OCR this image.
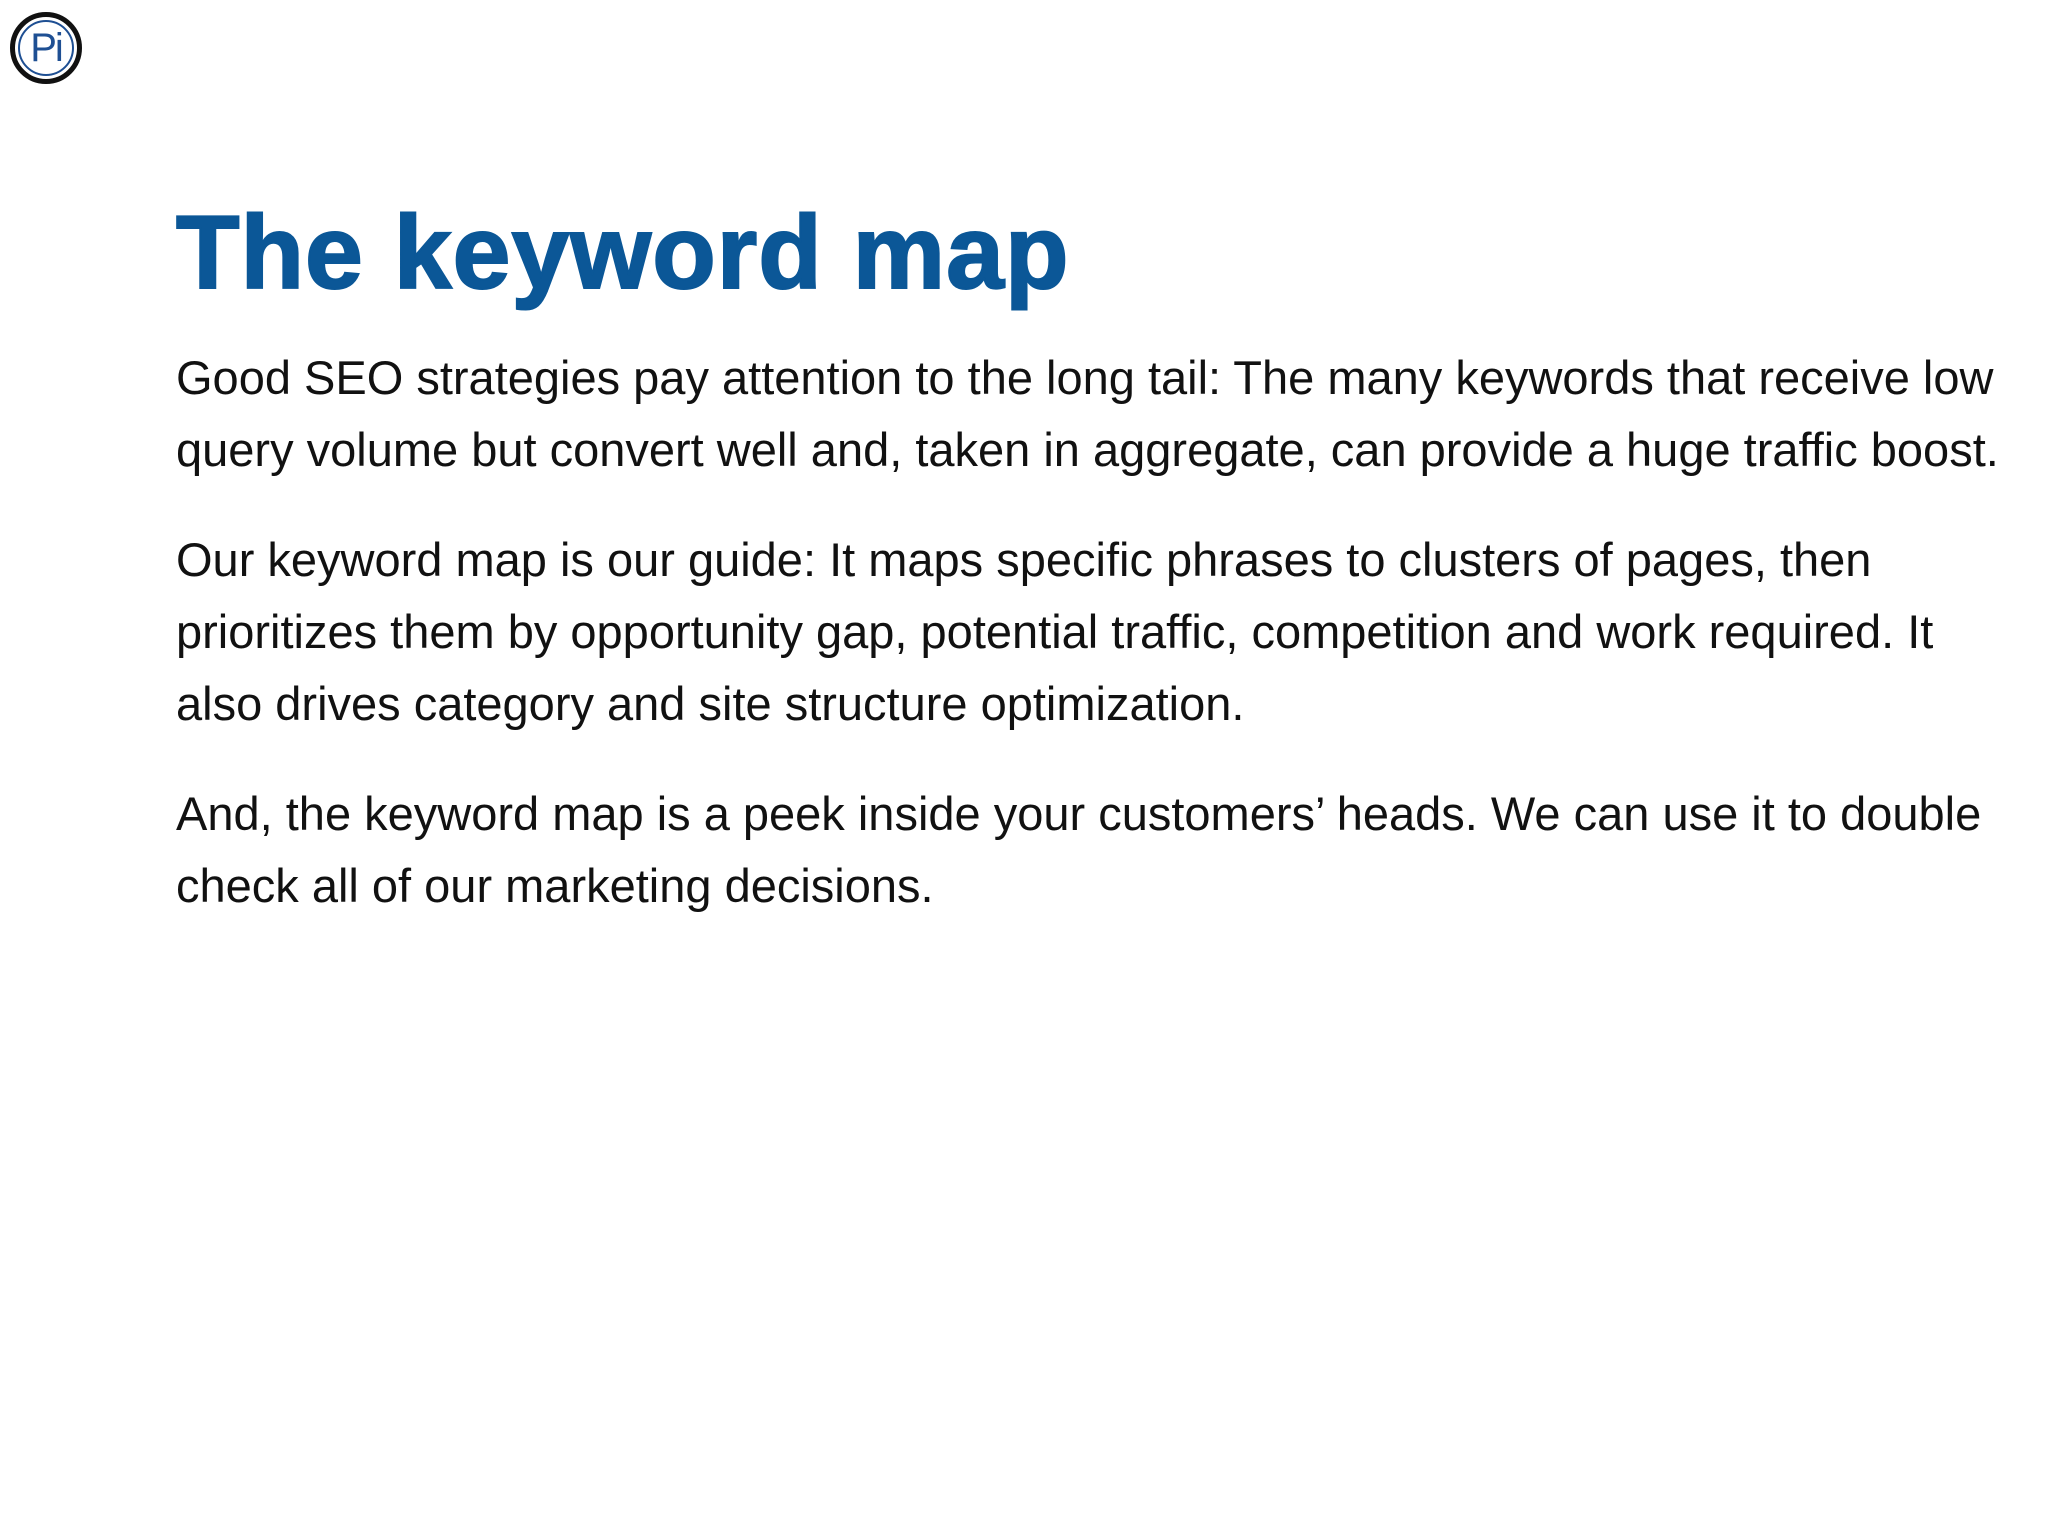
Pi
The keyword map

Good SEO strategies pay attention to the long tail: The many keywords that receive low query volume but convert well and, taken in aggregate, can provide a huge traffic boost.

Our keyword map is our guide: It maps specific phrases to clusters of pages, then prioritizes them by opportunity gap, potential traffic, competition and work required. It also drives category and site structure optimization.

And, the keyword map is a peek inside your customers’ heads. We can use it to double check all of our marketing decisions.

•••

Set problem: Your answer should be one number: how many lines in the material above contain the string "traffic".

Answer to this problem: 2